Exercise requirements:
Every line in the listing is to be echoed verbatim.

Records to process:
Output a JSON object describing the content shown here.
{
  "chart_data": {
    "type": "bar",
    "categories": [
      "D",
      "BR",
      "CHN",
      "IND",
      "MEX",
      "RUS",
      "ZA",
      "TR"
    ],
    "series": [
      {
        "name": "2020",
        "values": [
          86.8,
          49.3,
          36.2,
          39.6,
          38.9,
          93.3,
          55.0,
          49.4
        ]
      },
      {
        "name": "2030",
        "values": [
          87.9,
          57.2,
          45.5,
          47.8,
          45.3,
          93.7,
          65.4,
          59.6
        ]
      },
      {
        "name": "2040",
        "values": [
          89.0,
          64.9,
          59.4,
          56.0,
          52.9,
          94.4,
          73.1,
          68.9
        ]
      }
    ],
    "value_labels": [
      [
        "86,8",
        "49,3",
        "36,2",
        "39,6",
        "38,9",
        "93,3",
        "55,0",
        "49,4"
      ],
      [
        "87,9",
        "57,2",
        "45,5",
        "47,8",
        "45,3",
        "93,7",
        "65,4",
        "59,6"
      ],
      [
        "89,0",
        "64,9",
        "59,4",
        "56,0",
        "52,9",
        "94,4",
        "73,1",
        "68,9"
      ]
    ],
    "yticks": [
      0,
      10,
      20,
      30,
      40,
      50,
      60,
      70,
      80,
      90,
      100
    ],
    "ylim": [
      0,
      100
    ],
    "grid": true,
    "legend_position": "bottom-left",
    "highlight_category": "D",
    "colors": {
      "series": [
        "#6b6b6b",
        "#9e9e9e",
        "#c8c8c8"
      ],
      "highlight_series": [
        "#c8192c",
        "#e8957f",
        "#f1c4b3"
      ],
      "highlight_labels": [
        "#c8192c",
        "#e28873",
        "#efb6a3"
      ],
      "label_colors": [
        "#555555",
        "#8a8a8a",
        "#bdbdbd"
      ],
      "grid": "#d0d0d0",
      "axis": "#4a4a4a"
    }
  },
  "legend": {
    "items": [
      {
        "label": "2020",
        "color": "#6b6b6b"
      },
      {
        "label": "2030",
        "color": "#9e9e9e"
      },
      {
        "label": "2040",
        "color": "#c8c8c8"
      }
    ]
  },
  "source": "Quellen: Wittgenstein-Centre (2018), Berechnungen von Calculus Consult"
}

Right answer:
Output a JSON object describing the content shown here.
{
  "chart_data": {
    "type": "bar",
    "categories": [
      "D",
      "BR",
      "CHN",
      "IND",
      "MEX",
      "RUS",
      "ZA",
      "TR"
    ],
    "series": [
      {
        "name": "2020",
        "values": [
          86.8,
          49.3,
          36.2,
          39.6,
          38.9,
          93.3,
          55.0,
          49.4
        ]
      },
      {
        "name": "2030",
        "values": [
          87.9,
          57.2,
          45.5,
          47.8,
          45.3,
          93.7,
          65.4,
          59.6
        ]
      },
      {
        "name": "2040",
        "values": [
          89.0,
          64.9,
          59.4,
          56.0,
          52.9,
          94.4,
          73.1,
          68.9
        ]
      }
    ],
    "value_labels": [
      [
        "86,8",
        "49,3",
        "36,2",
        "39,6",
        "38,9",
        "93,3",
        "55,0",
        "49,4"
      ],
      [
        "87,9",
        "57,2",
        "45,5",
        "47,8",
        "45,3",
        "93,7",
        "65,4",
        "59,6"
      ],
      [
        "89,0",
        "64,9",
        "59,4",
        "56,0",
        "52,9",
        "94,4",
        "73,1",
        "68,9"
      ]
    ],
    "yticks": [
      0,
      10,
      20,
      30,
      40,
      50,
      60,
      70,
      80,
      90,
      100
    ],
    "ylim": [
      0,
      100
    ],
    "grid": true,
    "legend_position": "bottom-left",
    "highlight_category": "D",
    "colors": {
      "series": [
        "#6b6b6b",
        "#9e9e9e",
        "#c8c8c8"
      ],
      "highlight_series": [
        "#c8192c",
        "#e8957f",
        "#f1c4b3"
      ],
      "highlight_labels": [
        "#c8192c",
        "#e28873",
        "#efb6a3"
      ],
      "label_colors": [
        "#555555",
        "#8a8a8a",
        "#bdbdbd"
      ],
      "grid": "#d0d0d0",
      "axis": "#4a4a4a"
    }
  },
  "legend": {
    "items": [
      {
        "label": "2020",
        "color": "#6b6b6b"
      },
      {
        "label": "2030",
        "color": "#9e9e9e"
      },
      {
        "label": "2040",
        "color": "#c8c8c8"
      }
    ]
  },
  "source": "Quellen: Wittgenstein-Centre (2018), Berechnungen von Calculus Consult"
}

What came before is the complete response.